[Dataset records]
'''

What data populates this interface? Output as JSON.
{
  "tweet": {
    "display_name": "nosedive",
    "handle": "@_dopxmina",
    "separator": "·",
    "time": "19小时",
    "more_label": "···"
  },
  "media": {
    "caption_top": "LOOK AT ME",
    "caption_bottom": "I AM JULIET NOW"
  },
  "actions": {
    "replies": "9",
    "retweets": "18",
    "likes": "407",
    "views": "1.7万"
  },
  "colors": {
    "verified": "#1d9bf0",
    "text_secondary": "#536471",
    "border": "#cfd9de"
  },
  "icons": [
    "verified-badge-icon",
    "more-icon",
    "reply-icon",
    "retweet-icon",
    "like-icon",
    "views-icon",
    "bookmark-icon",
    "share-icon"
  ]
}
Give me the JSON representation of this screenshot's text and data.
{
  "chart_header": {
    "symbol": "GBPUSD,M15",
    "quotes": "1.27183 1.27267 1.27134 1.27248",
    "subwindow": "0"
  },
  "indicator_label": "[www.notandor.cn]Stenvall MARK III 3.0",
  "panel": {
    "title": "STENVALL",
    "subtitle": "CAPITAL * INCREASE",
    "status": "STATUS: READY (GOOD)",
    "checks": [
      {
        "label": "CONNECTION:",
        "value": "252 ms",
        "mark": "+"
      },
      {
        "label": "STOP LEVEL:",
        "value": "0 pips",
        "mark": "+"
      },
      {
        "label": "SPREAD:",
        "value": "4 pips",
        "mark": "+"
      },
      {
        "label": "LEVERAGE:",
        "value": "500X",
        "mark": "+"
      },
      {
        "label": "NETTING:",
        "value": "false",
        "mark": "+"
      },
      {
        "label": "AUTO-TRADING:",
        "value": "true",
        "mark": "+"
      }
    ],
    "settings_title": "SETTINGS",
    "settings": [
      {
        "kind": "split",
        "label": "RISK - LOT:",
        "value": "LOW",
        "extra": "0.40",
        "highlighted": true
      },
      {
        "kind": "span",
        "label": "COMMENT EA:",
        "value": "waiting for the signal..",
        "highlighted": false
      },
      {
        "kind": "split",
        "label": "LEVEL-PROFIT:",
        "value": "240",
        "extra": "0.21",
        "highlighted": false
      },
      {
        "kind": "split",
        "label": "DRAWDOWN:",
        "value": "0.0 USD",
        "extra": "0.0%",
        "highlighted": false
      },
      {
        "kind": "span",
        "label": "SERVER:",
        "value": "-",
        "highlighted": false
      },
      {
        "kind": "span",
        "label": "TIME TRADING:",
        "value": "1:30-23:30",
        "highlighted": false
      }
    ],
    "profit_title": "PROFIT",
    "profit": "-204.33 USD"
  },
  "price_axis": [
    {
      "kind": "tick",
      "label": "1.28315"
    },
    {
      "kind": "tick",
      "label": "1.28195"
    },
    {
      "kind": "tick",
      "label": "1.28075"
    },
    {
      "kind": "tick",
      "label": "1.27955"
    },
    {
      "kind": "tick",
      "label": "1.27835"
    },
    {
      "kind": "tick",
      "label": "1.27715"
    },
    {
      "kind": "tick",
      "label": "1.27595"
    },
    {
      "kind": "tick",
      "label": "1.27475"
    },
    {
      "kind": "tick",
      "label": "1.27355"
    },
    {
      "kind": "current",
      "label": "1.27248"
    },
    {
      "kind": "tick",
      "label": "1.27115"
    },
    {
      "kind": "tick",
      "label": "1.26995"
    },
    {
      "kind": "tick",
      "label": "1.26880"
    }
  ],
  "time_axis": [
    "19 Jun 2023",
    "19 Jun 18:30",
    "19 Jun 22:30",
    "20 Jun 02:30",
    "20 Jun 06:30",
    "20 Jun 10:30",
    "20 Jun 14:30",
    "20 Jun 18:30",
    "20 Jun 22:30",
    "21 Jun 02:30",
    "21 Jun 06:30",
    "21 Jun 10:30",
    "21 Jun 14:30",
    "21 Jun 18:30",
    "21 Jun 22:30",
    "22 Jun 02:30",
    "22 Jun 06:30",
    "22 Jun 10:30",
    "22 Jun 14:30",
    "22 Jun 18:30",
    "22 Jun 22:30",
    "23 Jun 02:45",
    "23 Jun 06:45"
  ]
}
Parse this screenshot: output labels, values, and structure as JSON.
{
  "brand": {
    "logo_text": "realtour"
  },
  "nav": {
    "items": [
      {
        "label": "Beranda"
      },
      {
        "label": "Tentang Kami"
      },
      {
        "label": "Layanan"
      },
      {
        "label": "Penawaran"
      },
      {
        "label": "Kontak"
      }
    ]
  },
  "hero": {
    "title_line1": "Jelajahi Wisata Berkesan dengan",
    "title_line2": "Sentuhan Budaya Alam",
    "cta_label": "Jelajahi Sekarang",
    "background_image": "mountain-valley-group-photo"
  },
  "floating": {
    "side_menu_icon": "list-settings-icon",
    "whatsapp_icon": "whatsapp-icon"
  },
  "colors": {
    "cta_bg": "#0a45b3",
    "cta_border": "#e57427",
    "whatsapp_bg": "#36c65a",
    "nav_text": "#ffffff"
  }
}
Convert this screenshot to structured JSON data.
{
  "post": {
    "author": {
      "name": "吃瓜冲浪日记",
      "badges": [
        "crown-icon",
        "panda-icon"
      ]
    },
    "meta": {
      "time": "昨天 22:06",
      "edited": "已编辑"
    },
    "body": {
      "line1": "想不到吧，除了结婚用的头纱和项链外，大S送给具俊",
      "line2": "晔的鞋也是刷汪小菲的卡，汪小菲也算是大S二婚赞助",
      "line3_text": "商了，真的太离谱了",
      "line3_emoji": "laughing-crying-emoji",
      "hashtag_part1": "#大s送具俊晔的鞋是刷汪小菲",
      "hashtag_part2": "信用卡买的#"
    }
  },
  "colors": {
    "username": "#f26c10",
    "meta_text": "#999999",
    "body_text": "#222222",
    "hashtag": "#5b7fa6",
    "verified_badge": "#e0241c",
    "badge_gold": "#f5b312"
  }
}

'''

Copy each line of the preceding data that contains the string "this".

What data populates this interface? Output as JSON.
Give me the JSON representation of this screenshot's text and data.
Parse this screenshot: output labels, values, and structure as JSON.
Convert this screenshot to structured JSON data.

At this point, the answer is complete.